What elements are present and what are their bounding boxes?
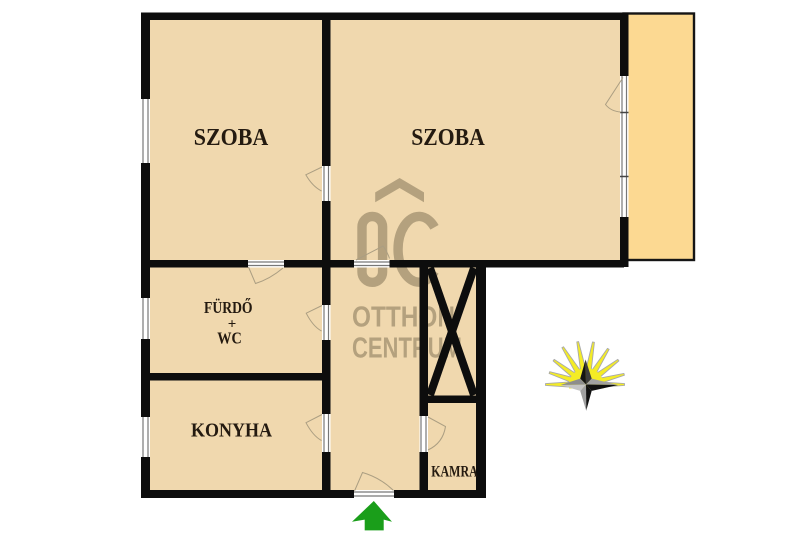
svg-text:SZOBA: SZOBA	[411, 124, 485, 151]
svg-text:FÜRDŐ: FÜRDŐ	[204, 298, 253, 317]
svg-text:KAMRA: KAMRA	[431, 464, 478, 481]
svg-text:WC: WC	[217, 328, 242, 347]
svg-text:SZOBA: SZOBA	[194, 124, 269, 151]
svg-text:KONYHA: KONYHA	[191, 420, 273, 442]
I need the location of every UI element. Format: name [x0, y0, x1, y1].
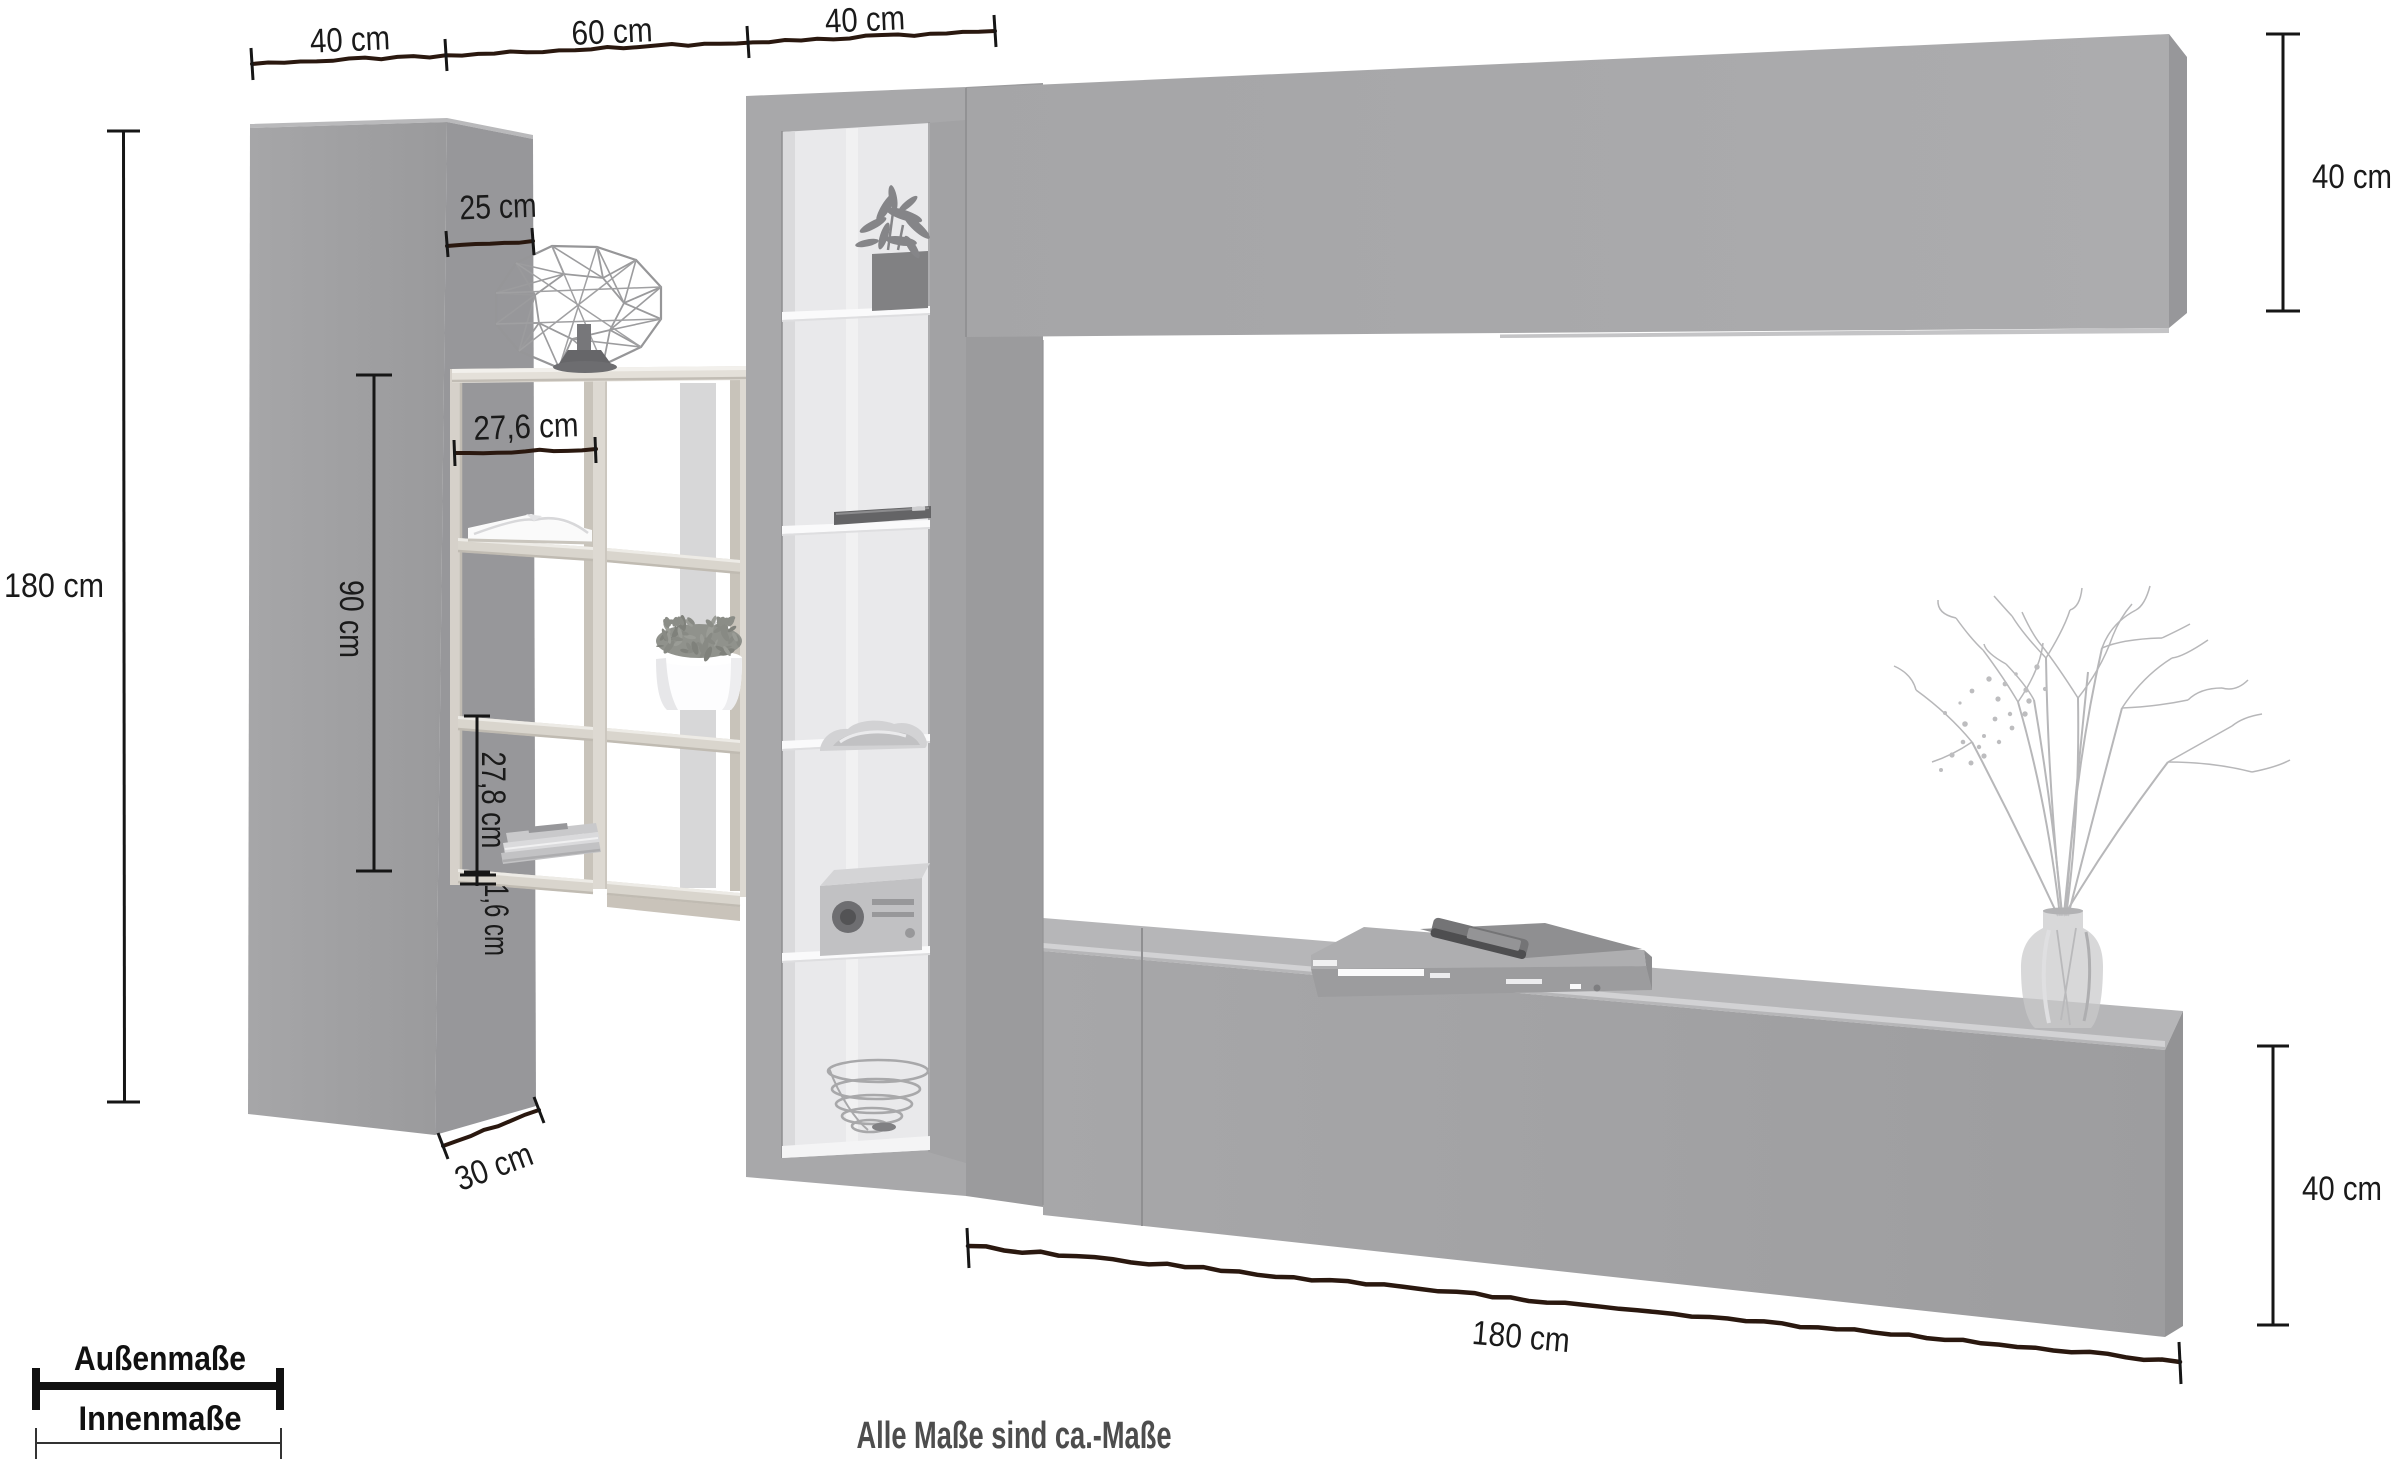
svg-text:40 cm: 40 cm	[2312, 158, 2392, 196]
svg-text:Innenmaße: Innenmaße	[79, 1400, 242, 1438]
svg-text:60 cm: 60 cm	[571, 11, 654, 53]
svg-text:Alle Maße sind ca.-Maße: Alle Maße sind ca.-Maße	[857, 1415, 1172, 1457]
svg-text:27,8 cm: 27,8 cm	[474, 752, 512, 849]
svg-text:Außenmaße: Außenmaße	[74, 1340, 246, 1378]
svg-text:40 cm: 40 cm	[824, 0, 906, 41]
svg-text:180 cm: 180 cm	[4, 567, 104, 605]
svg-text:40 cm: 40 cm	[309, 19, 391, 61]
svg-text:40 cm: 40 cm	[2302, 1170, 2382, 1208]
svg-text:90 cm: 90 cm	[332, 580, 370, 658]
svg-text:27,6 cm: 27,6 cm	[473, 406, 579, 448]
svg-text:25 cm: 25 cm	[459, 187, 537, 228]
svg-text:1,6 cm: 1,6 cm	[477, 884, 515, 956]
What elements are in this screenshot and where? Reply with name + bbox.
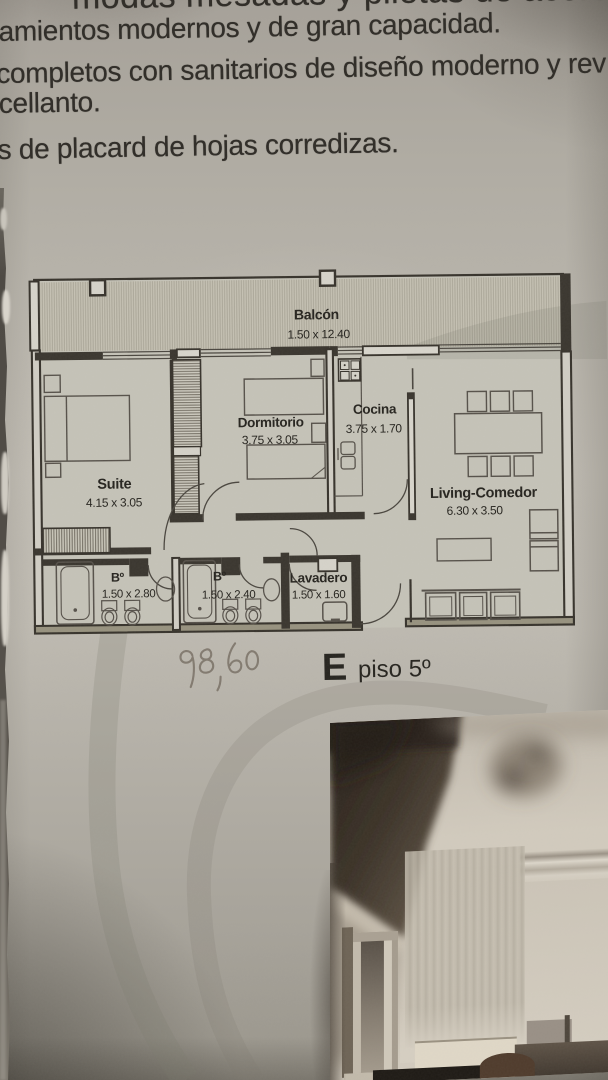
svg-text:1.50 x 2.80: 1.50 x 2.80 xyxy=(102,588,156,601)
svg-text:3.75 x 3.05: 3.75 x 3.05 xyxy=(242,433,299,448)
svg-text:1.50 x 1.60: 1.50 x 1.60 xyxy=(292,589,346,602)
svg-text:Suite: Suite xyxy=(97,476,131,492)
svg-text:6.30 x 3.50: 6.30 x 3.50 xyxy=(447,503,504,518)
svg-text:Living-Comedor: Living-Comedor xyxy=(430,485,538,502)
svg-text:Cocina: Cocina xyxy=(353,401,397,416)
svg-text:piso 5º: piso 5º xyxy=(358,655,432,683)
svg-text:4.15 x 3.05: 4.15 x 3.05 xyxy=(86,495,143,510)
svg-text:Balcón: Balcón xyxy=(294,306,339,323)
svg-text:1.50 x 12.40: 1.50 x 12.40 xyxy=(287,327,350,342)
svg-text:Bº: Bº xyxy=(213,569,227,583)
svg-text:Lavadero: Lavadero xyxy=(290,570,348,586)
svg-text:E: E xyxy=(322,647,348,689)
svg-text:3.75 x 1.70: 3.75 x 1.70 xyxy=(346,421,403,436)
svg-text:1.50 x 2.40: 1.50 x 2.40 xyxy=(202,589,256,602)
svg-text:Bº: Bº xyxy=(111,570,125,584)
svg-text:Dormitorio: Dormitorio xyxy=(238,414,304,430)
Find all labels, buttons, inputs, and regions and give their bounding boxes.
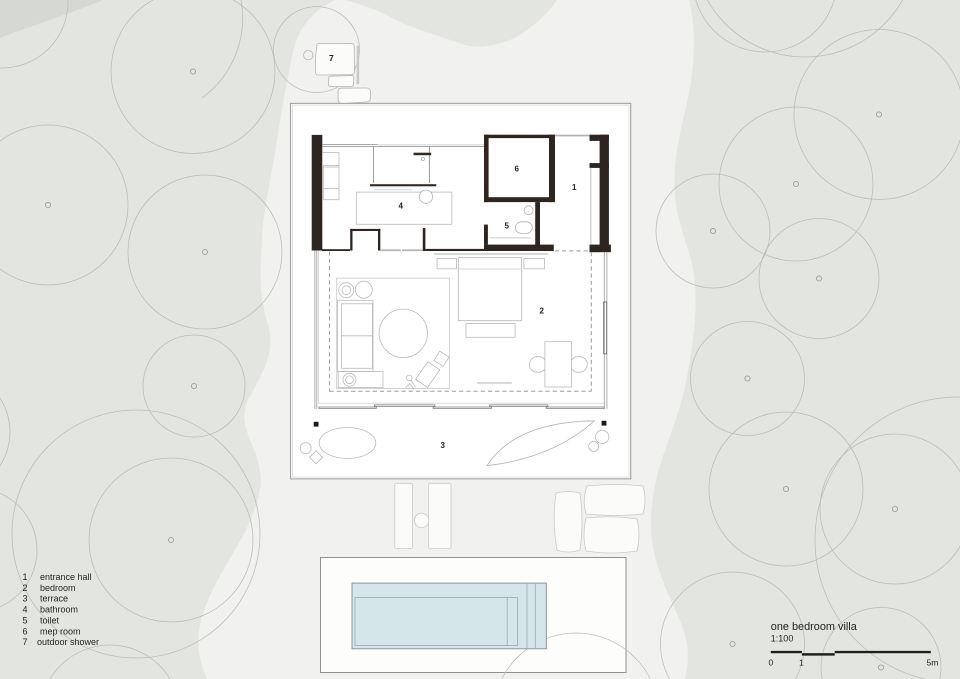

────────

- What to do: Copy every entry above word for word, leaving out the pictures.

- Exercise result:
What elements are present and what are their bounding boxes?
svg-text:SZOBA: SZOBA	[411, 124, 485, 151]
svg-text:FÜRDŐ: FÜRDŐ	[204, 298, 253, 317]
svg-text:KAMRA: KAMRA	[431, 464, 478, 481]
svg-text:WC: WC	[217, 328, 242, 347]
svg-text:SZOBA: SZOBA	[194, 124, 269, 151]
svg-text:KONYHA: KONYHA	[191, 420, 273, 442]
I need the location of every UI element. Format: name [x0, y0, x1, y1].
svg-text:40 cm: 40 cm	[2312, 158, 2392, 196]
svg-text:Innenmaße: Innenmaße	[79, 1400, 242, 1438]
svg-text:60 cm: 60 cm	[571, 11, 654, 53]
svg-text:Alle Maße sind ca.-Maße: Alle Maße sind ca.-Maße	[857, 1415, 1172, 1457]
svg-text:27,8 cm: 27,8 cm	[474, 752, 512, 849]
svg-text:Außenmaße: Außenmaße	[74, 1340, 246, 1378]
svg-text:40 cm: 40 cm	[824, 0, 906, 41]
svg-text:180 cm: 180 cm	[4, 567, 104, 605]
svg-text:40 cm: 40 cm	[309, 19, 391, 61]
svg-text:40 cm: 40 cm	[2302, 1170, 2382, 1208]
svg-text:90 cm: 90 cm	[332, 580, 370, 658]
svg-text:27,6 cm: 27,6 cm	[473, 406, 579, 448]
svg-text:25 cm: 25 cm	[459, 187, 537, 228]
svg-text:1,6 cm: 1,6 cm	[477, 884, 515, 956]
What elements are in this screenshot and where? Reply with name + bbox.
svg-text:1.50 x 2.80: 1.50 x 2.80 xyxy=(102,588,156,601)
svg-text:3.75 x 3.05: 3.75 x 3.05 xyxy=(242,433,299,448)
svg-text:1.50 x 1.60: 1.50 x 1.60 xyxy=(292,589,346,602)
svg-text:Suite: Suite xyxy=(97,476,131,492)
svg-text:6.30 x 3.50: 6.30 x 3.50 xyxy=(447,503,504,518)
svg-text:Living-Comedor: Living-Comedor xyxy=(430,485,538,502)
svg-text:Cocina: Cocina xyxy=(353,401,397,416)
svg-text:piso 5º: piso 5º xyxy=(358,655,432,683)
svg-text:4.15 x 3.05: 4.15 x 3.05 xyxy=(86,495,143,510)
svg-text:Balcón: Balcón xyxy=(294,306,339,323)
svg-text:1.50 x 12.40: 1.50 x 12.40 xyxy=(287,327,350,342)
svg-text:Bº: Bº xyxy=(213,569,227,583)
svg-text:Lavadero: Lavadero xyxy=(290,570,348,586)
svg-text:E: E xyxy=(322,647,348,689)
svg-text:3.75 x 1.70: 3.75 x 1.70 xyxy=(346,421,403,436)
svg-text:1.50 x 2.40: 1.50 x 2.40 xyxy=(202,589,256,602)
svg-text:Bº: Bº xyxy=(111,570,125,584)
svg-text:Dormitorio: Dormitorio xyxy=(238,414,304,430)
Find all labels, buttons, inputs, and regions and give their bounding boxes.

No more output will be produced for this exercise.